(Entries taken from a collection)
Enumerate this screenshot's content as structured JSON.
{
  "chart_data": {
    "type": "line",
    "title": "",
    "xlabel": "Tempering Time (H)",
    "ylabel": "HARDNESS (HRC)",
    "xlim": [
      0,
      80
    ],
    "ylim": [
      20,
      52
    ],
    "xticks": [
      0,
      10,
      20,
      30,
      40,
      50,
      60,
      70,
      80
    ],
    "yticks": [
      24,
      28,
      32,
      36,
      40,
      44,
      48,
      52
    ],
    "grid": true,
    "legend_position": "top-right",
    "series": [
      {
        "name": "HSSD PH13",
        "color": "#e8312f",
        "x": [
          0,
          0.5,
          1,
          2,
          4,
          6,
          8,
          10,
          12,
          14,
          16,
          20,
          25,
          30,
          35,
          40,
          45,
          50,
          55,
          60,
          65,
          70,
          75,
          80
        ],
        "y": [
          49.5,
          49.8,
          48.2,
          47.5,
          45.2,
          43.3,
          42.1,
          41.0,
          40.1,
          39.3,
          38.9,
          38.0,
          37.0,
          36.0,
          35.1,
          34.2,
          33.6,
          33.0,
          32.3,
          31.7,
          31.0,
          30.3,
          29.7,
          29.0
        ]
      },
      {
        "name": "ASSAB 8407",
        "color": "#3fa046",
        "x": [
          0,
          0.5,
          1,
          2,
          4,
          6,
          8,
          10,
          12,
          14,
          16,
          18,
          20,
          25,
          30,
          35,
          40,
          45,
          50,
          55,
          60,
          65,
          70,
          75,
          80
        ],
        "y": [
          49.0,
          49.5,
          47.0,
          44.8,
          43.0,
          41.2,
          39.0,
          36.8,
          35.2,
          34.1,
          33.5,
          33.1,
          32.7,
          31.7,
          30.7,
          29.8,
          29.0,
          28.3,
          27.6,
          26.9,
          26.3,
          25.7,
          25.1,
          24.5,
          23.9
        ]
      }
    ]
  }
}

* **PROBLEM DETAILS**:
Print back all the lines verbatim.

* **CORRECT ANSWER**:
Enumerate this screenshot's content as structured JSON.
{
  "chart_data": {
    "type": "line",
    "title": "",
    "xlabel": "Tempering Time (H)",
    "ylabel": "HARDNESS (HRC)",
    "xlim": [
      0,
      80
    ],
    "ylim": [
      20,
      52
    ],
    "xticks": [
      0,
      10,
      20,
      30,
      40,
      50,
      60,
      70,
      80
    ],
    "yticks": [
      24,
      28,
      32,
      36,
      40,
      44,
      48,
      52
    ],
    "grid": true,
    "legend_position": "top-right",
    "series": [
      {
        "name": "HSSD PH13",
        "color": "#e8312f",
        "x": [
          0,
          0.5,
          1,
          2,
          4,
          6,
          8,
          10,
          12,
          14,
          16,
          20,
          25,
          30,
          35,
          40,
          45,
          50,
          55,
          60,
          65,
          70,
          75,
          80
        ],
        "y": [
          49.5,
          49.8,
          48.2,
          47.5,
          45.2,
          43.3,
          42.1,
          41.0,
          40.1,
          39.3,
          38.9,
          38.0,
          37.0,
          36.0,
          35.1,
          34.2,
          33.6,
          33.0,
          32.3,
          31.7,
          31.0,
          30.3,
          29.7,
          29.0
        ]
      },
      {
        "name": "ASSAB 8407",
        "color": "#3fa046",
        "x": [
          0,
          0.5,
          1,
          2,
          4,
          6,
          8,
          10,
          12,
          14,
          16,
          18,
          20,
          25,
          30,
          35,
          40,
          45,
          50,
          55,
          60,
          65,
          70,
          75,
          80
        ],
        "y": [
          49.0,
          49.5,
          47.0,
          44.8,
          43.0,
          41.2,
          39.0,
          36.8,
          35.2,
          34.1,
          33.5,
          33.1,
          32.7,
          31.7,
          30.7,
          29.8,
          29.0,
          28.3,
          27.6,
          26.9,
          26.3,
          25.7,
          25.1,
          24.5,
          23.9
        ]
      }
    ]
  }
}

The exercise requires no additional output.